# [Material provided]
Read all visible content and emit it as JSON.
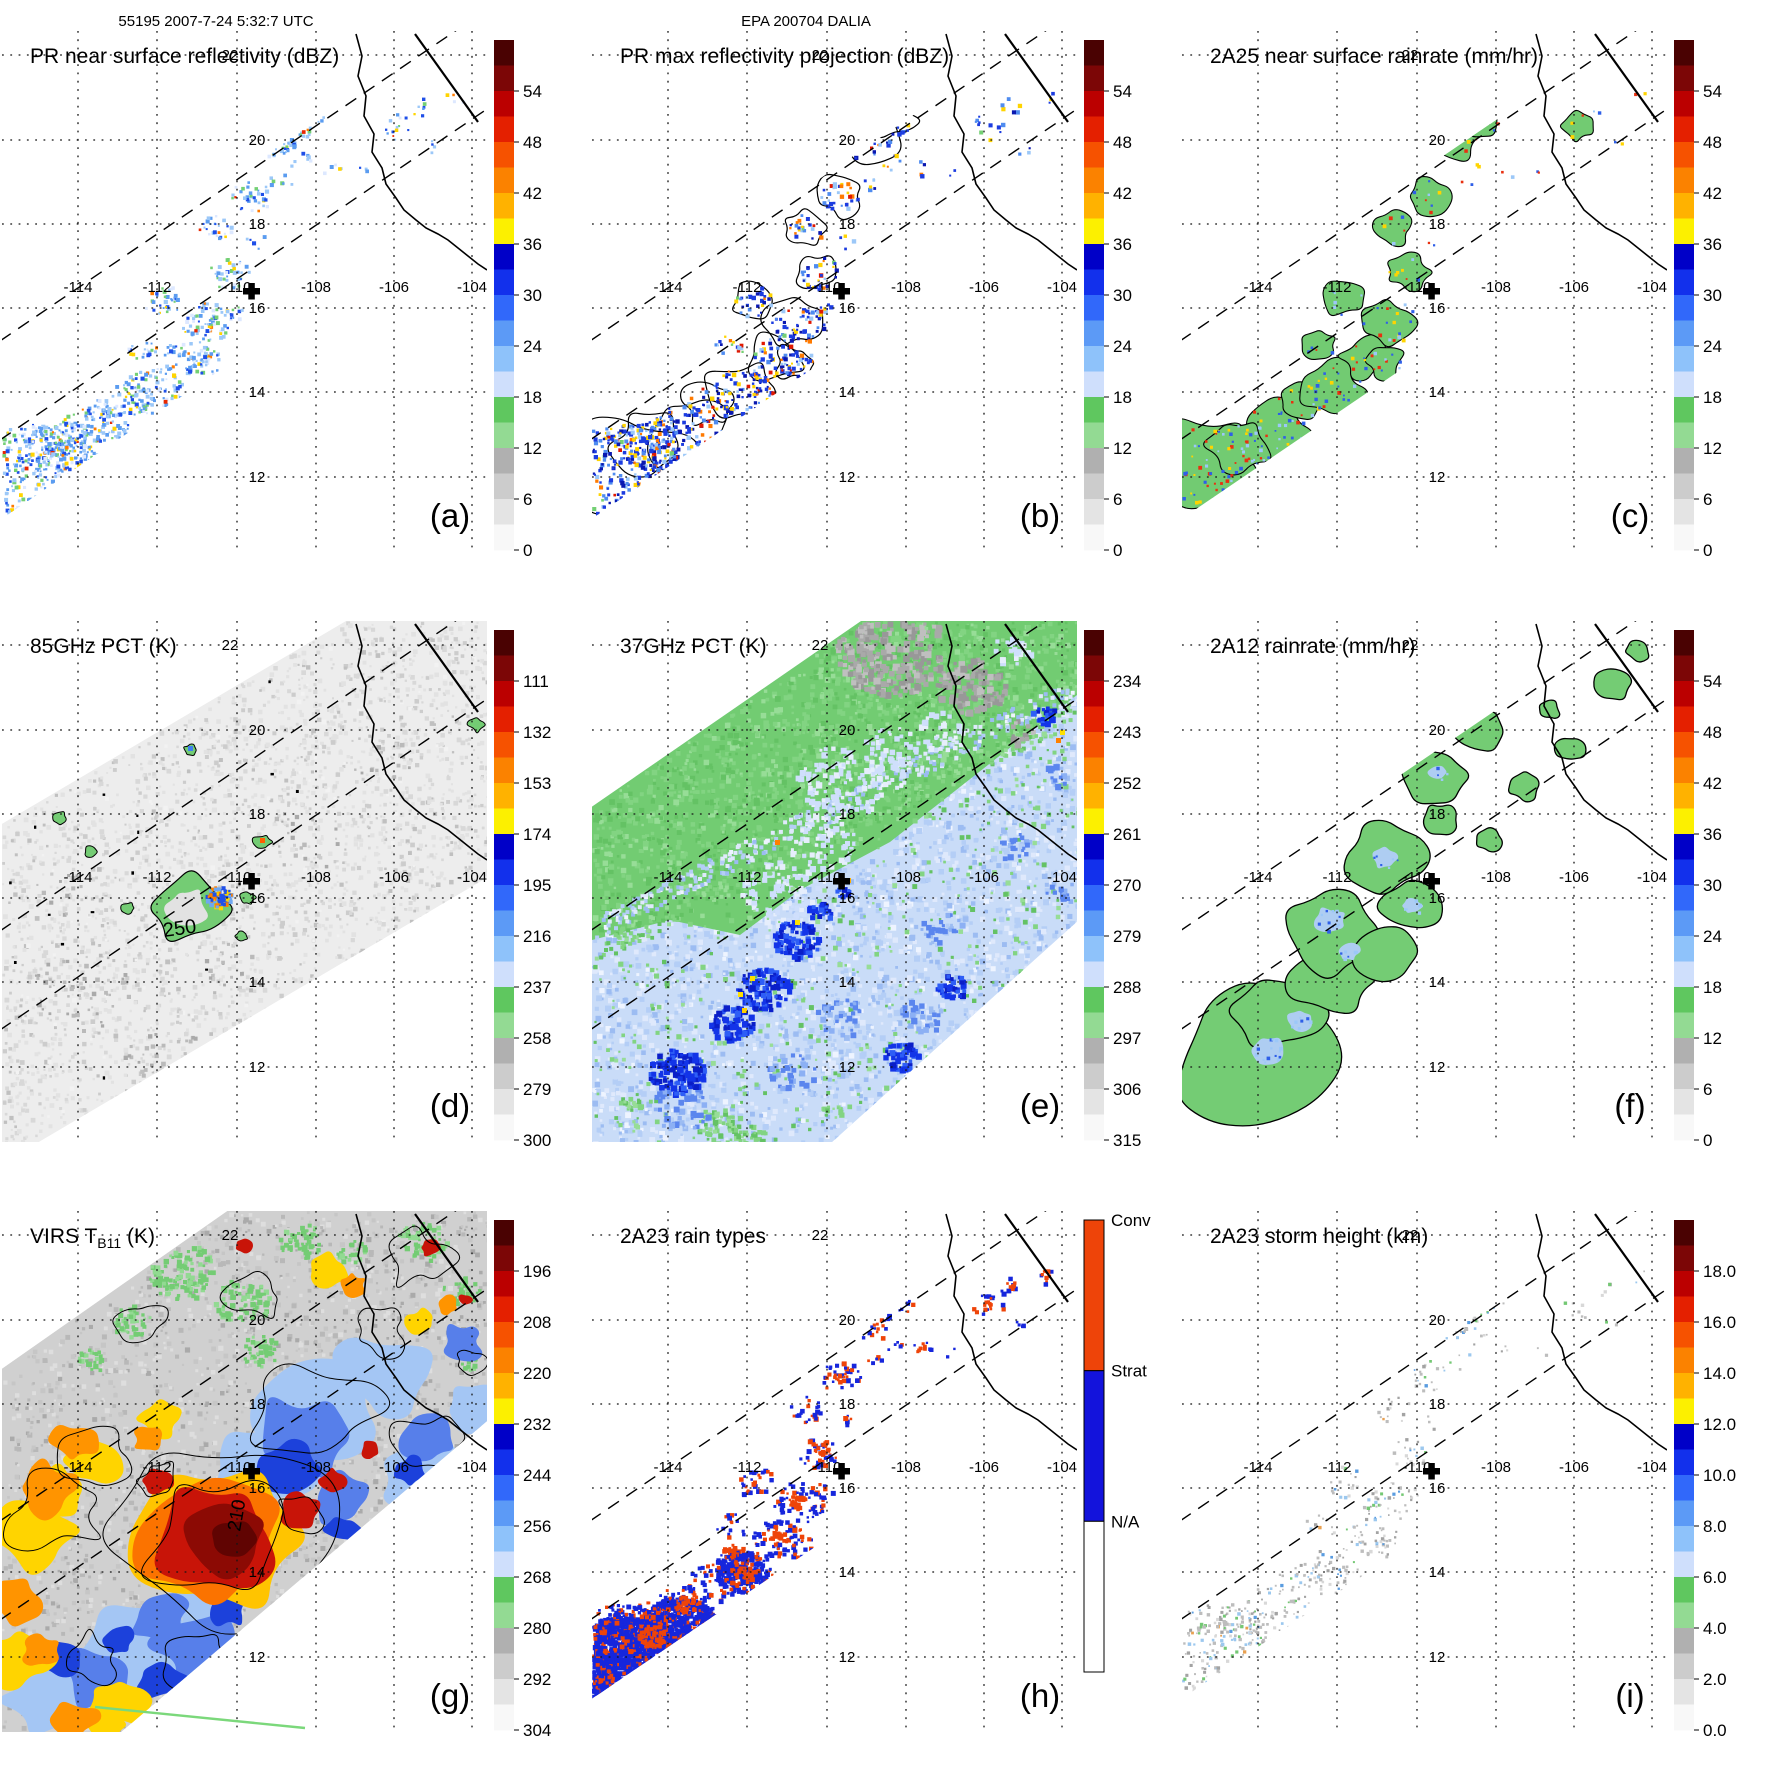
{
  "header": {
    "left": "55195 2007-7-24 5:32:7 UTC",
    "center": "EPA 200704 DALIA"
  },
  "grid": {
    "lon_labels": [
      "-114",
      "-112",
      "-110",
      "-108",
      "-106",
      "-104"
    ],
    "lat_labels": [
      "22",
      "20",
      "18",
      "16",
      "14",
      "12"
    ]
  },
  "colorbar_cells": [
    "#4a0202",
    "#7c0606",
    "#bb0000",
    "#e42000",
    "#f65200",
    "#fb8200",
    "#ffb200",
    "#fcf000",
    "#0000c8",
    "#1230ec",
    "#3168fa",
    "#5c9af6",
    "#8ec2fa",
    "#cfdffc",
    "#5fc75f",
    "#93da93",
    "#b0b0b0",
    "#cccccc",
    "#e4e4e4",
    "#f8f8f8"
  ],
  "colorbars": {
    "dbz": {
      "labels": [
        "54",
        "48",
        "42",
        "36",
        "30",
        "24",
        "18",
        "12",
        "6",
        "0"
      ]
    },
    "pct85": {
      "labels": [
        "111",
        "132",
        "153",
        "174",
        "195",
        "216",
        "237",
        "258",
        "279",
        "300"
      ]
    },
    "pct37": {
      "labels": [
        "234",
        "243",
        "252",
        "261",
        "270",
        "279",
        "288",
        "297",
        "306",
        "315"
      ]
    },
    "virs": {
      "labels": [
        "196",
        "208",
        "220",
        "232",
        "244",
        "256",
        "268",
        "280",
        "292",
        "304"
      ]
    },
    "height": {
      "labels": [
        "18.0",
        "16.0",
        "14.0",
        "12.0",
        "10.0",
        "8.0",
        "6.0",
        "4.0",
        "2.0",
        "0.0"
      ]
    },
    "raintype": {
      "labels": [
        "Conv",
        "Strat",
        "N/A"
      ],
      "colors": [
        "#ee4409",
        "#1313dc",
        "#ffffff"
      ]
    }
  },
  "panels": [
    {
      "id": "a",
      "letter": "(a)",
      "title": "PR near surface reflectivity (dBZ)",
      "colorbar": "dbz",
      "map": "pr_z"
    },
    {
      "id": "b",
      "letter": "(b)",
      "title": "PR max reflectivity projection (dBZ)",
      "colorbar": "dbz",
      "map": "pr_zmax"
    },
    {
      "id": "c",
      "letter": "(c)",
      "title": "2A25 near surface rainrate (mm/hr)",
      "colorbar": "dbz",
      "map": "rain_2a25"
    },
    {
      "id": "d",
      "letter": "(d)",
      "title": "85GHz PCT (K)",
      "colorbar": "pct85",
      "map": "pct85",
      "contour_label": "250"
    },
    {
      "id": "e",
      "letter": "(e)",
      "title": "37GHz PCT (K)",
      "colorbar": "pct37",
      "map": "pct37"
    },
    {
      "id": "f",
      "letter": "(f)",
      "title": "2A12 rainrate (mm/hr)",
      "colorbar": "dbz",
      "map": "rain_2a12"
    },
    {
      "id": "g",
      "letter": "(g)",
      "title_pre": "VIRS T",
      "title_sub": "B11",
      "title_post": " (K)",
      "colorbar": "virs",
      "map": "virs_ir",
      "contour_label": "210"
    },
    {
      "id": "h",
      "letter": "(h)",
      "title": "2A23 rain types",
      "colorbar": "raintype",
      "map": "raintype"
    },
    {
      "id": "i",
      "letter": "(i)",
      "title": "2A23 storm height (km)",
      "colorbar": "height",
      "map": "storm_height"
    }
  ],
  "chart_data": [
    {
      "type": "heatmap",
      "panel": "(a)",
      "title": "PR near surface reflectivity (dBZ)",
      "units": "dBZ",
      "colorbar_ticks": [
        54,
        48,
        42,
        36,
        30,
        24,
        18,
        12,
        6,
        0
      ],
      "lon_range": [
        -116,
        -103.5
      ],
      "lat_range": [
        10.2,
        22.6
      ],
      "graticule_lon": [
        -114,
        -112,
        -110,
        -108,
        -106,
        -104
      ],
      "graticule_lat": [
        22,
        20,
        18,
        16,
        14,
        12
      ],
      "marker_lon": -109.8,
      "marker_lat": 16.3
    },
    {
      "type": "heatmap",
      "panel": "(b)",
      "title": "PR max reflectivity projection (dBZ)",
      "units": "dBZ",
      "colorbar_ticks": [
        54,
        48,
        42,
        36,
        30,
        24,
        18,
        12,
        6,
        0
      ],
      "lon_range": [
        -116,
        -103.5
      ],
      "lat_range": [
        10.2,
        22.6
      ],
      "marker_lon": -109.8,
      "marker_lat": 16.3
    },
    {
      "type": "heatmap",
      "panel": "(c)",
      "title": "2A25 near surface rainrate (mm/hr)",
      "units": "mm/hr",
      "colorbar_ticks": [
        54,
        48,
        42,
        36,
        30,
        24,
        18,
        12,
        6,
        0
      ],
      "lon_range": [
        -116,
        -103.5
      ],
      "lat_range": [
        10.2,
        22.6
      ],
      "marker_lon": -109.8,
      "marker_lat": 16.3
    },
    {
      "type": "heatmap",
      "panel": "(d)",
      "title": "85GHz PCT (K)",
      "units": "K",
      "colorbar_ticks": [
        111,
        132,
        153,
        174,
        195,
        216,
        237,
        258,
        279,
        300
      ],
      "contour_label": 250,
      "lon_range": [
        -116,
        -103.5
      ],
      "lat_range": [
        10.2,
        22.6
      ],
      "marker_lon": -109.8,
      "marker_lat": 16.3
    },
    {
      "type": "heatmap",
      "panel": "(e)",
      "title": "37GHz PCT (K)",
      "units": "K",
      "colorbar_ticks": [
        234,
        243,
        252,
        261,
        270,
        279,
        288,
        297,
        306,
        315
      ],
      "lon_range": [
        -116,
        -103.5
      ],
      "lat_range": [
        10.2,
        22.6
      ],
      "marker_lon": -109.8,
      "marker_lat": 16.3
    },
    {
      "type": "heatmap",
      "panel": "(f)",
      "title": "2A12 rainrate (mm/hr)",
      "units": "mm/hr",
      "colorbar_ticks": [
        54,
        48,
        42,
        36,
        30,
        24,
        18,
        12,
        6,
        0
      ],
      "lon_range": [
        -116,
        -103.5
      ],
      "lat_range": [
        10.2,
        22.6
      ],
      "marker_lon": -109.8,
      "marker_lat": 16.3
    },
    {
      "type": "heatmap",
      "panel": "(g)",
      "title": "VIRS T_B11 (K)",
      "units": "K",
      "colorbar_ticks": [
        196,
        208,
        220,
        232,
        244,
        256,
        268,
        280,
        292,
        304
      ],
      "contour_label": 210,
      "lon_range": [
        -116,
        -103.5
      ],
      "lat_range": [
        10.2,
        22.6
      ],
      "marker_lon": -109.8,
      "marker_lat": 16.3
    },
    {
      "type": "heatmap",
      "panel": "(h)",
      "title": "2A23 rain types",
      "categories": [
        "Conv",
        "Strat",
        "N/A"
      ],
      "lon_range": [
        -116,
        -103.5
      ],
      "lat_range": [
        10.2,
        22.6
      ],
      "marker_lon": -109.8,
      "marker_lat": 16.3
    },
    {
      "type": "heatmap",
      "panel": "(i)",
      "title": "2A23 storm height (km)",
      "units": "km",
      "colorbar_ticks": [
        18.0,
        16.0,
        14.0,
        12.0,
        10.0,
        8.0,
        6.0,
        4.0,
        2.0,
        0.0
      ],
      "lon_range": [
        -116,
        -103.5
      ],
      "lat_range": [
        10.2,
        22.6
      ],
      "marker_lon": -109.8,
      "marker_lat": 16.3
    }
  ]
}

# [Work to do]
Make an exact copy of the records above, with the pictures left out.

# [Expected answer]
Read all visible content and emit it as JSON.
{
  "header": {
    "left": "55195 2007-7-24 5:32:7 UTC",
    "center": "EPA 200704 DALIA"
  },
  "grid": {
    "lon_labels": [
      "-114",
      "-112",
      "-110",
      "-108",
      "-106",
      "-104"
    ],
    "lat_labels": [
      "22",
      "20",
      "18",
      "16",
      "14",
      "12"
    ]
  },
  "colorbar_cells": [
    "#4a0202",
    "#7c0606",
    "#bb0000",
    "#e42000",
    "#f65200",
    "#fb8200",
    "#ffb200",
    "#fcf000",
    "#0000c8",
    "#1230ec",
    "#3168fa",
    "#5c9af6",
    "#8ec2fa",
    "#cfdffc",
    "#5fc75f",
    "#93da93",
    "#b0b0b0",
    "#cccccc",
    "#e4e4e4",
    "#f8f8f8"
  ],
  "colorbars": {
    "dbz": {
      "labels": [
        "54",
        "48",
        "42",
        "36",
        "30",
        "24",
        "18",
        "12",
        "6",
        "0"
      ]
    },
    "pct85": {
      "labels": [
        "111",
        "132",
        "153",
        "174",
        "195",
        "216",
        "237",
        "258",
        "279",
        "300"
      ]
    },
    "pct37": {
      "labels": [
        "234",
        "243",
        "252",
        "261",
        "270",
        "279",
        "288",
        "297",
        "306",
        "315"
      ]
    },
    "virs": {
      "labels": [
        "196",
        "208",
        "220",
        "232",
        "244",
        "256",
        "268",
        "280",
        "292",
        "304"
      ]
    },
    "height": {
      "labels": [
        "18.0",
        "16.0",
        "14.0",
        "12.0",
        "10.0",
        "8.0",
        "6.0",
        "4.0",
        "2.0",
        "0.0"
      ]
    },
    "raintype": {
      "labels": [
        "Conv",
        "Strat",
        "N/A"
      ],
      "colors": [
        "#ee4409",
        "#1313dc",
        "#ffffff"
      ]
    }
  },
  "panels": [
    {
      "id": "a",
      "letter": "(a)",
      "title": "PR near surface reflectivity (dBZ)",
      "colorbar": "dbz",
      "map": "pr_z"
    },
    {
      "id": "b",
      "letter": "(b)",
      "title": "PR max reflectivity projection (dBZ)",
      "colorbar": "dbz",
      "map": "pr_zmax"
    },
    {
      "id": "c",
      "letter": "(c)",
      "title": "2A25 near surface rainrate (mm/hr)",
      "colorbar": "dbz",
      "map": "rain_2a25"
    },
    {
      "id": "d",
      "letter": "(d)",
      "title": "85GHz PCT (K)",
      "colorbar": "pct85",
      "map": "pct85",
      "contour_label": "250"
    },
    {
      "id": "e",
      "letter": "(e)",
      "title": "37GHz PCT (K)",
      "colorbar": "pct37",
      "map": "pct37"
    },
    {
      "id": "f",
      "letter": "(f)",
      "title": "2A12 rainrate (mm/hr)",
      "colorbar": "dbz",
      "map": "rain_2a12"
    },
    {
      "id": "g",
      "letter": "(g)",
      "title_pre": "VIRS T",
      "title_sub": "B11",
      "title_post": " (K)",
      "colorbar": "virs",
      "map": "virs_ir",
      "contour_label": "210"
    },
    {
      "id": "h",
      "letter": "(h)",
      "title": "2A23 rain types",
      "colorbar": "raintype",
      "map": "raintype"
    },
    {
      "id": "i",
      "letter": "(i)",
      "title": "2A23 storm height (km)",
      "colorbar": "height",
      "map": "storm_height"
    }
  ],
  "chart_data": [
    {
      "type": "heatmap",
      "panel": "(a)",
      "title": "PR near surface reflectivity (dBZ)",
      "units": "dBZ",
      "colorbar_ticks": [
        54,
        48,
        42,
        36,
        30,
        24,
        18,
        12,
        6,
        0
      ],
      "lon_range": [
        -116,
        -103.5
      ],
      "lat_range": [
        10.2,
        22.6
      ],
      "graticule_lon": [
        -114,
        -112,
        -110,
        -108,
        -106,
        -104
      ],
      "graticule_lat": [
        22,
        20,
        18,
        16,
        14,
        12
      ],
      "marker_lon": -109.8,
      "marker_lat": 16.3
    },
    {
      "type": "heatmap",
      "panel": "(b)",
      "title": "PR max reflectivity projection (dBZ)",
      "units": "dBZ",
      "colorbar_ticks": [
        54,
        48,
        42,
        36,
        30,
        24,
        18,
        12,
        6,
        0
      ],
      "lon_range": [
        -116,
        -103.5
      ],
      "lat_range": [
        10.2,
        22.6
      ],
      "marker_lon": -109.8,
      "marker_lat": 16.3
    },
    {
      "type": "heatmap",
      "panel": "(c)",
      "title": "2A25 near surface rainrate (mm/hr)",
      "units": "mm/hr",
      "colorbar_ticks": [
        54,
        48,
        42,
        36,
        30,
        24,
        18,
        12,
        6,
        0
      ],
      "lon_range": [
        -116,
        -103.5
      ],
      "lat_range": [
        10.2,
        22.6
      ],
      "marker_lon": -109.8,
      "marker_lat": 16.3
    },
    {
      "type": "heatmap",
      "panel": "(d)",
      "title": "85GHz PCT (K)",
      "units": "K",
      "colorbar_ticks": [
        111,
        132,
        153,
        174,
        195,
        216,
        237,
        258,
        279,
        300
      ],
      "contour_label": 250,
      "lon_range": [
        -116,
        -103.5
      ],
      "lat_range": [
        10.2,
        22.6
      ],
      "marker_lon": -109.8,
      "marker_lat": 16.3
    },
    {
      "type": "heatmap",
      "panel": "(e)",
      "title": "37GHz PCT (K)",
      "units": "K",
      "colorbar_ticks": [
        234,
        243,
        252,
        261,
        270,
        279,
        288,
        297,
        306,
        315
      ],
      "lon_range": [
        -116,
        -103.5
      ],
      "lat_range": [
        10.2,
        22.6
      ],
      "marker_lon": -109.8,
      "marker_lat": 16.3
    },
    {
      "type": "heatmap",
      "panel": "(f)",
      "title": "2A12 rainrate (mm/hr)",
      "units": "mm/hr",
      "colorbar_ticks": [
        54,
        48,
        42,
        36,
        30,
        24,
        18,
        12,
        6,
        0
      ],
      "lon_range": [
        -116,
        -103.5
      ],
      "lat_range": [
        10.2,
        22.6
      ],
      "marker_lon": -109.8,
      "marker_lat": 16.3
    },
    {
      "type": "heatmap",
      "panel": "(g)",
      "title": "VIRS T_B11 (K)",
      "units": "K",
      "colorbar_ticks": [
        196,
        208,
        220,
        232,
        244,
        256,
        268,
        280,
        292,
        304
      ],
      "contour_label": 210,
      "lon_range": [
        -116,
        -103.5
      ],
      "lat_range": [
        10.2,
        22.6
      ],
      "marker_lon": -109.8,
      "marker_lat": 16.3
    },
    {
      "type": "heatmap",
      "panel": "(h)",
      "title": "2A23 rain types",
      "categories": [
        "Conv",
        "Strat",
        "N/A"
      ],
      "lon_range": [
        -116,
        -103.5
      ],
      "lat_range": [
        10.2,
        22.6
      ],
      "marker_lon": -109.8,
      "marker_lat": 16.3
    },
    {
      "type": "heatmap",
      "panel": "(i)",
      "title": "2A23 storm height (km)",
      "units": "km",
      "colorbar_ticks": [
        18.0,
        16.0,
        14.0,
        12.0,
        10.0,
        8.0,
        6.0,
        4.0,
        2.0,
        0.0
      ],
      "lon_range": [
        -116,
        -103.5
      ],
      "lat_range": [
        10.2,
        22.6
      ],
      "marker_lon": -109.8,
      "marker_lat": 16.3
    }
  ]
}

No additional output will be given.